**THE TASK**
Give back all the data exactly, line by line.

-- START --

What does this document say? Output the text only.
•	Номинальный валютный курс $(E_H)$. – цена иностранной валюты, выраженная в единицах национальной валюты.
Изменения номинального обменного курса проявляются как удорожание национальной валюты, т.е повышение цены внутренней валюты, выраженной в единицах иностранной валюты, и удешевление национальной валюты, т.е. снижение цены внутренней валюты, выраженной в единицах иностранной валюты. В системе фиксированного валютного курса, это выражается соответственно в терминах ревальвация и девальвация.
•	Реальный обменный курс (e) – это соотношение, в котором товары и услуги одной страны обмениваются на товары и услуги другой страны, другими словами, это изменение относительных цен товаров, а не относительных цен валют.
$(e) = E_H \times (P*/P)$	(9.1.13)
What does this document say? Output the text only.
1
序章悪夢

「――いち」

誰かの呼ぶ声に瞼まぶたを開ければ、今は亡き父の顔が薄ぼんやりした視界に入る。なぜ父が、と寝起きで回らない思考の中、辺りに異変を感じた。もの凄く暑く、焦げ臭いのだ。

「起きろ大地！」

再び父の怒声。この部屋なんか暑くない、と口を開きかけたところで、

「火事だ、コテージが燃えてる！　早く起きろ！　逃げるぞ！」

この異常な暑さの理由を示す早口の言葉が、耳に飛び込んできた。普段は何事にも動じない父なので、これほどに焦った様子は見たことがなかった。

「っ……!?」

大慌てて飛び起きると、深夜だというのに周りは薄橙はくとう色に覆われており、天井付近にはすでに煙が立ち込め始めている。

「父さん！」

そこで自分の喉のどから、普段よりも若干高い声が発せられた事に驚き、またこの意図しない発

-- END --

**RESULT OF THE TASK**
What does this document say? Output the text only.
•	Номинальный валютный курс $(E_H)$. – цена иностранной валюты, выраженная в единицах национальной валюты.
Изменения номинального обменного курса проявляются как удорожание национальной валюты, т.е повышение цены внутренней валюты, выраженной в единицах иностранной валюты, и удешевление национальной валюты, т.е. снижение цены внутренней валюты, выраженной в единицах иностранной валюты. В системе фиксированного валютного курса, это выражается соответственно в терминах ревальвация и девальвация.
•	Реальный обменный курс (e) – это соотношение, в котором товары и услуги одной страны обмениваются на товары и услуги другой страны, другими словами, это изменение относительных цен товаров, а не относительных цен валют.
$(e) = E_H \times (P*/P)$	(9.1.13)
What does this document say? Output the text only.
1
序章悪夢

「――いち」

誰かの呼ぶ声に瞼まぶたを開ければ、今は亡き父の顔が薄ぼんやりした視界に入る。なぜ父が、と寝起きで回らない思考の中、辺りに異変を感じた。もの凄く暑く、焦げ臭いのだ。

「起きろ大地！」

再び父の怒声。この部屋なんか暑くない、と口を開きかけたところで、

「火事だ、コテージが燃えてる！　早く起きろ！　逃げるぞ！」

この異常な暑さの理由を示す早口の言葉が、耳に飛び込んできた。普段は何事にも動じない父なので、これほどに焦った様子は見たことがなかった。

「っ……!?」

大慌てて飛び起きると、深夜だというのに周りは薄橙はくとう色に覆われており、天井付近にはすでに煙が立ち込め始めている。

「父さん！」

そこで自分の喉のどから、普段よりも若干高い声が発せられた事に驚き、またこの意図しない発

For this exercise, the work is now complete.